Find each line with the string "description" and report it.

· · ·

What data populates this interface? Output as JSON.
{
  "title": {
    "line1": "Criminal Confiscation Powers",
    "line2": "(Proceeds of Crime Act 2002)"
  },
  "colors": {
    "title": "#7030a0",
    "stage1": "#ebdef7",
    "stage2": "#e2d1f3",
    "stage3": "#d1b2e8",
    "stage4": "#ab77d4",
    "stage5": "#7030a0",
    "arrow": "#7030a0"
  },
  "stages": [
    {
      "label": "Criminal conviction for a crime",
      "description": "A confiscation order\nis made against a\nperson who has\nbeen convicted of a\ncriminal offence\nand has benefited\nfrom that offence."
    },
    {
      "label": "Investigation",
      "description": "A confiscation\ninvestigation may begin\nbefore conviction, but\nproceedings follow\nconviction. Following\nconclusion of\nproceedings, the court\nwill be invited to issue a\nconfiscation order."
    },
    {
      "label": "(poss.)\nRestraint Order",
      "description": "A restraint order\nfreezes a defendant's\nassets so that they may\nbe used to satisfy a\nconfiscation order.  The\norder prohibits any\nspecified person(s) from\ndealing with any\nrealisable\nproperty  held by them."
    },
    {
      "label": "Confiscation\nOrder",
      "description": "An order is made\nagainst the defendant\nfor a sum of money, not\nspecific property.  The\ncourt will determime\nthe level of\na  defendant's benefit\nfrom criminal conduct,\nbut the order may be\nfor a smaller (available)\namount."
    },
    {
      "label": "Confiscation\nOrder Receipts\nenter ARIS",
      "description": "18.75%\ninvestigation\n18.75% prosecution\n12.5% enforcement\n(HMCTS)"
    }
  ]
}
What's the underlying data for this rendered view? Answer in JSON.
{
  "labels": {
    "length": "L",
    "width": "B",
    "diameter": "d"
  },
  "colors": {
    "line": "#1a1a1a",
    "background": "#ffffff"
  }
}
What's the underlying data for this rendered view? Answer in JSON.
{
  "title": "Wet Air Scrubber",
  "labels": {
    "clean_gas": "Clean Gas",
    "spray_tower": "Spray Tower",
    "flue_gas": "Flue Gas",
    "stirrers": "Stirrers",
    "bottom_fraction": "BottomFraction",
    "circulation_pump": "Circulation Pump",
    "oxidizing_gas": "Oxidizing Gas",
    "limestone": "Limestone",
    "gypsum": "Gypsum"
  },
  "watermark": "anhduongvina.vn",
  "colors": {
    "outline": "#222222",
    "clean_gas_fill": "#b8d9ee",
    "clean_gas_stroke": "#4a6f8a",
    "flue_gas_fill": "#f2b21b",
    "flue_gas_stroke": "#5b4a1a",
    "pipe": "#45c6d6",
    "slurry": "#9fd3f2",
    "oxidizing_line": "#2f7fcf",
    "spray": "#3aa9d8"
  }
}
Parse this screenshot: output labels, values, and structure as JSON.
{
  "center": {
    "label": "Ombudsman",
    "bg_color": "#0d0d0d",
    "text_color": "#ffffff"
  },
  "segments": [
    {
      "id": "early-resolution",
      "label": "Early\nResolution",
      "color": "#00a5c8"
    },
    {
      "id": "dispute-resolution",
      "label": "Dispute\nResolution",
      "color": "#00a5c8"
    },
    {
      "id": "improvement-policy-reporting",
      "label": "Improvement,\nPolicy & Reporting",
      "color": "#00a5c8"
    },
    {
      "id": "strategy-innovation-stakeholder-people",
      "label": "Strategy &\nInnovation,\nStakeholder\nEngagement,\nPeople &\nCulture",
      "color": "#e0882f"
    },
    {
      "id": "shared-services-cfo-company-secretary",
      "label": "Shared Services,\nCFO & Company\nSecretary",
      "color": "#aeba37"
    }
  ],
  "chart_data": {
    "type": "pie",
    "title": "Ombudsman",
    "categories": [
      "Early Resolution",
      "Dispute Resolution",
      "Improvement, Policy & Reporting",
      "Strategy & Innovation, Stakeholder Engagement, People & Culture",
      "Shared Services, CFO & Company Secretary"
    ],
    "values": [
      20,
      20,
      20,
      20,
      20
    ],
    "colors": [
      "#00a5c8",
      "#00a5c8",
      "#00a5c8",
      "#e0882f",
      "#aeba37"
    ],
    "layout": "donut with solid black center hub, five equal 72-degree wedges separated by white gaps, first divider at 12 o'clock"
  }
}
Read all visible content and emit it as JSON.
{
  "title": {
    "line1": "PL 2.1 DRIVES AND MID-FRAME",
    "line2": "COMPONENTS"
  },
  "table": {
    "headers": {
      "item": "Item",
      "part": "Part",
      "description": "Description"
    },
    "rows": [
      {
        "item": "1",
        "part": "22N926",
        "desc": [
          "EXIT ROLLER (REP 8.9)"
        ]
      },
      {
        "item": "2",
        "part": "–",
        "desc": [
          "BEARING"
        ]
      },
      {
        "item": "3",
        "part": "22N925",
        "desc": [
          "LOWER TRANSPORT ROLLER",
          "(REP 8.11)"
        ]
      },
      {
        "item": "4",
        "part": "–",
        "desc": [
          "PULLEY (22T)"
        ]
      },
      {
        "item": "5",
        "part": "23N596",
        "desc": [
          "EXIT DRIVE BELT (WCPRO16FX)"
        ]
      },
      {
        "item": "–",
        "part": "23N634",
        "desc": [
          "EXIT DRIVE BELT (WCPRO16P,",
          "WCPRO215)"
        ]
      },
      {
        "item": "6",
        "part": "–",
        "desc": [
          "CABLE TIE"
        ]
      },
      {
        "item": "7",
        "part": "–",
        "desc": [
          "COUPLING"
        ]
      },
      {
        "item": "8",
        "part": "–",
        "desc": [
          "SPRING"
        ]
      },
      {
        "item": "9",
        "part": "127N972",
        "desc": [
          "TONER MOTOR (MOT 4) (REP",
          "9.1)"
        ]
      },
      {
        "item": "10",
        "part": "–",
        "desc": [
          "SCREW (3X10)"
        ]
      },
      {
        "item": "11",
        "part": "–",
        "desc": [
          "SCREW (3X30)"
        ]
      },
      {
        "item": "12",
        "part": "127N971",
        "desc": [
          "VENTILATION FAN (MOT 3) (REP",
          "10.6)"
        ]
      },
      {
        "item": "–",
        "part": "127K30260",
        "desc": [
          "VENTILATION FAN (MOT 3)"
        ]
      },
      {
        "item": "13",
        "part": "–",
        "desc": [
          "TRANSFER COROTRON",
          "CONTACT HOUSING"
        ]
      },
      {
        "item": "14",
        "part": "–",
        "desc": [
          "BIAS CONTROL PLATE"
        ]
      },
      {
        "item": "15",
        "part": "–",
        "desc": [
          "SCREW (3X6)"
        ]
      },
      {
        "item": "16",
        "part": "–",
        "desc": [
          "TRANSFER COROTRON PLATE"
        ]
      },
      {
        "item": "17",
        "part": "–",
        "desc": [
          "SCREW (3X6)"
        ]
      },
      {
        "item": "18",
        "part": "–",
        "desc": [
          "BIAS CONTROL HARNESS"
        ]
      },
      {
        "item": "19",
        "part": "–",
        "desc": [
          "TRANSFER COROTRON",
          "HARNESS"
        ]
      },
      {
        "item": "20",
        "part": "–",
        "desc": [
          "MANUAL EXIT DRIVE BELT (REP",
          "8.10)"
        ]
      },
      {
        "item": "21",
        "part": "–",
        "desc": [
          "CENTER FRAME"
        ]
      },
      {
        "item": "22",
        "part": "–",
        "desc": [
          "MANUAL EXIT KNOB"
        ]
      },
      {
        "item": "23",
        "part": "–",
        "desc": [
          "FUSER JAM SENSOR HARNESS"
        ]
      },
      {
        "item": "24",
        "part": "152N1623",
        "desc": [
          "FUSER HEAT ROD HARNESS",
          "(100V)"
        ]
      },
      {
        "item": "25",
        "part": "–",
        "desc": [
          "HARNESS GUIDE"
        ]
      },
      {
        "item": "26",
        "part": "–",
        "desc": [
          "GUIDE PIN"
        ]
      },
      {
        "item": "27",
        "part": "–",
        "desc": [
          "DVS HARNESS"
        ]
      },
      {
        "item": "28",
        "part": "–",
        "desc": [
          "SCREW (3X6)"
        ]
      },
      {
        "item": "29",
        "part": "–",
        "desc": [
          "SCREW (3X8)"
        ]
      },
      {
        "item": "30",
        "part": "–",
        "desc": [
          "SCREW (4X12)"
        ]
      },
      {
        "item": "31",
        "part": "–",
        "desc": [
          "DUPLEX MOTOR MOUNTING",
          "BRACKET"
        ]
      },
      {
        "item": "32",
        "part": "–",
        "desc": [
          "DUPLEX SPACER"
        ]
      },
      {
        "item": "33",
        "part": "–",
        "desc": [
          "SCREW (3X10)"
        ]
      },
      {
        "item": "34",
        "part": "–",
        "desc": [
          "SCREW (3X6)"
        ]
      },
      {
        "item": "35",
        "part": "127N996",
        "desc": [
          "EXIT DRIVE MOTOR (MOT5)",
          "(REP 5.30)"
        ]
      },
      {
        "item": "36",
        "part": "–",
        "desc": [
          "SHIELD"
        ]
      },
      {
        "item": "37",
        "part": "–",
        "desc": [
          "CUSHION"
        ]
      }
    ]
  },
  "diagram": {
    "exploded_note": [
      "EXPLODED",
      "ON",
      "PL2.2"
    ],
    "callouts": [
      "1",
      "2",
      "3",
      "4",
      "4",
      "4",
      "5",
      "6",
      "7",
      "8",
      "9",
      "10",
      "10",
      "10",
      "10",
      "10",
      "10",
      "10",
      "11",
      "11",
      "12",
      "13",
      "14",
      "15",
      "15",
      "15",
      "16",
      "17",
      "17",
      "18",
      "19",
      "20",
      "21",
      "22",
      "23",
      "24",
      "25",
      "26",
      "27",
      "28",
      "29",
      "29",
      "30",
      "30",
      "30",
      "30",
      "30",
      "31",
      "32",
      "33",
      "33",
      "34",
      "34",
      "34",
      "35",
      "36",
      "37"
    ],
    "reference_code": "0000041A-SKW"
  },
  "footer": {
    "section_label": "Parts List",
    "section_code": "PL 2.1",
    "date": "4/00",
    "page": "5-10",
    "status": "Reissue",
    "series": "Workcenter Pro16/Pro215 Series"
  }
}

· · ·

** Result of the exercise **
      "description": "A confiscation order\nis made against a\nperson who has\nbeen convicted of a\ncriminal offence\nand has benefited\nfrom that offence."
      "description": "A confiscation\ninvestigation may begin\nbefore conviction, but\nproceedings follow\nconviction. Following\nconclusion of\nproceedings, the court\nwill be invited to issue a\nconfiscation order."
      "description": "A restraint order\nfreezes a defendant's\nassets so that they may\nbe used to satisfy a\nconfiscation order.  The\norder prohibits any\nspecified person(s) from\ndealing with any\nrealisable\nproperty  held by them."
      "description": "An order is made\nagainst the defendant\nfor a sum of money, not\nspecific property.  The\ncourt will determime\nthe level of\na  defendant's benefit\nfrom criminal conduct,\nbut the order may be\nfor a smaller (available)\namount."
      "description": "18.75%\ninvestigation\n18.75% prosecution\n12.5% enforcement\n(HMCTS)"
      "description": "Description"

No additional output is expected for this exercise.